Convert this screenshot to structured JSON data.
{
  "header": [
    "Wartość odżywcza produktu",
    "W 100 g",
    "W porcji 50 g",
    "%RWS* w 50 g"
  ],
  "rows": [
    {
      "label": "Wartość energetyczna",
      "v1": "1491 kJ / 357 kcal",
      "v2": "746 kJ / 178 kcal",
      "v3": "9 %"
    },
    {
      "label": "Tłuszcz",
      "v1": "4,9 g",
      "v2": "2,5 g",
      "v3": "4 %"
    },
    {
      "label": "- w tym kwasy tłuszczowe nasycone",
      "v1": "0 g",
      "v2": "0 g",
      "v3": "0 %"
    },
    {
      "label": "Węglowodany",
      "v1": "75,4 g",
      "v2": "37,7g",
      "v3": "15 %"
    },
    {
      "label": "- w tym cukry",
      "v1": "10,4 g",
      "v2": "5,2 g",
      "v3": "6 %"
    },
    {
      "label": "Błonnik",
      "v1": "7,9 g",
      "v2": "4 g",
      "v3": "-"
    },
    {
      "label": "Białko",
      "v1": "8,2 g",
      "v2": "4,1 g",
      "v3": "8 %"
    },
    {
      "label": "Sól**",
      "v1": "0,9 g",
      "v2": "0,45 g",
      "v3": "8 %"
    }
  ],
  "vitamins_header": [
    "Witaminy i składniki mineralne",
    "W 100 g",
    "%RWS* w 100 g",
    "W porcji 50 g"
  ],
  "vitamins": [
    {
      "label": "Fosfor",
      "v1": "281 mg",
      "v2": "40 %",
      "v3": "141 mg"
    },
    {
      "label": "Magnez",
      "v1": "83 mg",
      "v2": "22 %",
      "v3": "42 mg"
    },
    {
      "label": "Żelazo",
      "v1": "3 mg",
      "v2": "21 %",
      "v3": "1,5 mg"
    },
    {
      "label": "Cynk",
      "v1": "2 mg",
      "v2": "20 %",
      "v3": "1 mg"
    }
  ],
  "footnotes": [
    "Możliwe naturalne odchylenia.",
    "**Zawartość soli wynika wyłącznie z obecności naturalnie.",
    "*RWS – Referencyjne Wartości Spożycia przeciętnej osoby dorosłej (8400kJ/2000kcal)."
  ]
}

- Your task
Filter the records above for lines containing the word "label", and copy those lines.

- Finished answer
      "label": "Wartość energetyczna",
      "label": "Tłuszcz",
      "label": "- w tym kwasy tłuszczowe nasycone",
      "label": "Węglowodany",
      "label": "- w tym cukry",
      "label": "Błonnik",
      "label": "Białko",
      "label": "Sól**",
      "label": "Fosfor",
      "label": "Magnez",
      "label": "Żelazo",
      "label": "Cynk",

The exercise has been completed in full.